What you will do >> Look through the data below. Show each line where the string "single" occurs.
┄┄┄┄┄┄┄┄┄┄
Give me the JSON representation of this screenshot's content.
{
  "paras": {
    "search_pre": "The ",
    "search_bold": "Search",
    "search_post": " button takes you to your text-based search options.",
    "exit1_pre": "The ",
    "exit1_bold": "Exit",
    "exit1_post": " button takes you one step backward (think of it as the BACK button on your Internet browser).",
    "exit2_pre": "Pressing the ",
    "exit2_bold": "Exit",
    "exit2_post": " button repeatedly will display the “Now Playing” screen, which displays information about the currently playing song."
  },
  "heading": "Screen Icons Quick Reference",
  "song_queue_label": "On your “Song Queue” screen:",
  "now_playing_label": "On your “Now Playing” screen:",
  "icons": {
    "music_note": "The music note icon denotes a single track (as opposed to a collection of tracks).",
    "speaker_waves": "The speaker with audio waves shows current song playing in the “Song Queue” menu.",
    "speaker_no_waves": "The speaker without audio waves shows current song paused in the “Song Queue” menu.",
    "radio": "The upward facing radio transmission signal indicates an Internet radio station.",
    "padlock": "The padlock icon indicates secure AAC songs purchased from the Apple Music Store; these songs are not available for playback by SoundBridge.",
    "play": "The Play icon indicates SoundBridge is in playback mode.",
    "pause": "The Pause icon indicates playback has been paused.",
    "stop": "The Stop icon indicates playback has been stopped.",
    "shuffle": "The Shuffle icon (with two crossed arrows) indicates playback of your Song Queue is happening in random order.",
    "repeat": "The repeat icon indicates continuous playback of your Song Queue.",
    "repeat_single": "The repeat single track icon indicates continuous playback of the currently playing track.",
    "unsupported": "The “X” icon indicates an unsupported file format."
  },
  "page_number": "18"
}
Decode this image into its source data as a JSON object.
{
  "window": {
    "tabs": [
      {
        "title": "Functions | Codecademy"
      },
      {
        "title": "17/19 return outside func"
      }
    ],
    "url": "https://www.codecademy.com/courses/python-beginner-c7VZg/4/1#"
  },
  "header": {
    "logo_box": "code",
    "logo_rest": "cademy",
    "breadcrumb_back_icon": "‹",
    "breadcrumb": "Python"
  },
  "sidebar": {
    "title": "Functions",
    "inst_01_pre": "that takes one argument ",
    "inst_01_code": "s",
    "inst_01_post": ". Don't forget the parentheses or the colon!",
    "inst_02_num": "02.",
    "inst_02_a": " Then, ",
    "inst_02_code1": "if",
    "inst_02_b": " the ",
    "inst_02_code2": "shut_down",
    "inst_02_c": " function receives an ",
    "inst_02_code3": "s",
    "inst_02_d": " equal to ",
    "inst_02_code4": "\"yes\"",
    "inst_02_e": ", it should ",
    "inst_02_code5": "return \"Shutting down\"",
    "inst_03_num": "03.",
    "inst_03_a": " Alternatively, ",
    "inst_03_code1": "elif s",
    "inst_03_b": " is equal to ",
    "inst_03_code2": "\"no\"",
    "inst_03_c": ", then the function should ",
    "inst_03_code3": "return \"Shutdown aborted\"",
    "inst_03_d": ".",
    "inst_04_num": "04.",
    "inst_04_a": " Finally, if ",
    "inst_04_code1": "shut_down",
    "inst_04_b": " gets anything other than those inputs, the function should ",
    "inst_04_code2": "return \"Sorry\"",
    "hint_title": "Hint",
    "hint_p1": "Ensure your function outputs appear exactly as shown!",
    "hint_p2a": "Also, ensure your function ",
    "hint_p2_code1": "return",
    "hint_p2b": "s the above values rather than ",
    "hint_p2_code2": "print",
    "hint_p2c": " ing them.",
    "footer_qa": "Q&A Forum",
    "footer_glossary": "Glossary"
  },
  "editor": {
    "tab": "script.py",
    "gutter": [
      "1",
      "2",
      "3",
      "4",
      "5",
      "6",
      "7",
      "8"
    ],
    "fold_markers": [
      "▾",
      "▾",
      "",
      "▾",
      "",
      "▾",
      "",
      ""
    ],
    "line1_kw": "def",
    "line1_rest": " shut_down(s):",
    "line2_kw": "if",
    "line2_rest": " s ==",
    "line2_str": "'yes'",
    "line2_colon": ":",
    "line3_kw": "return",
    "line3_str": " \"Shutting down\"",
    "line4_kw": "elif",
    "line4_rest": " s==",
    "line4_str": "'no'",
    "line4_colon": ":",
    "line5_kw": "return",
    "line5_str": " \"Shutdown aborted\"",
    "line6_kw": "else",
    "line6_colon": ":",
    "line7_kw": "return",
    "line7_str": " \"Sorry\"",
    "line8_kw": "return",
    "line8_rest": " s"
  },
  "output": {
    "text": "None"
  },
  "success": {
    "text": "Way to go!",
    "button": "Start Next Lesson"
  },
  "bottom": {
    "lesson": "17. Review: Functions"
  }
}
┄┄┄┄┄┄┄┄┄┄
Complete output >>
    "music_note": "The music note icon denotes a single track (as opposed to a collection of tracks).",
    "repeat_single": "The repeat single track icon indicates continuous playback of the currently playing track.",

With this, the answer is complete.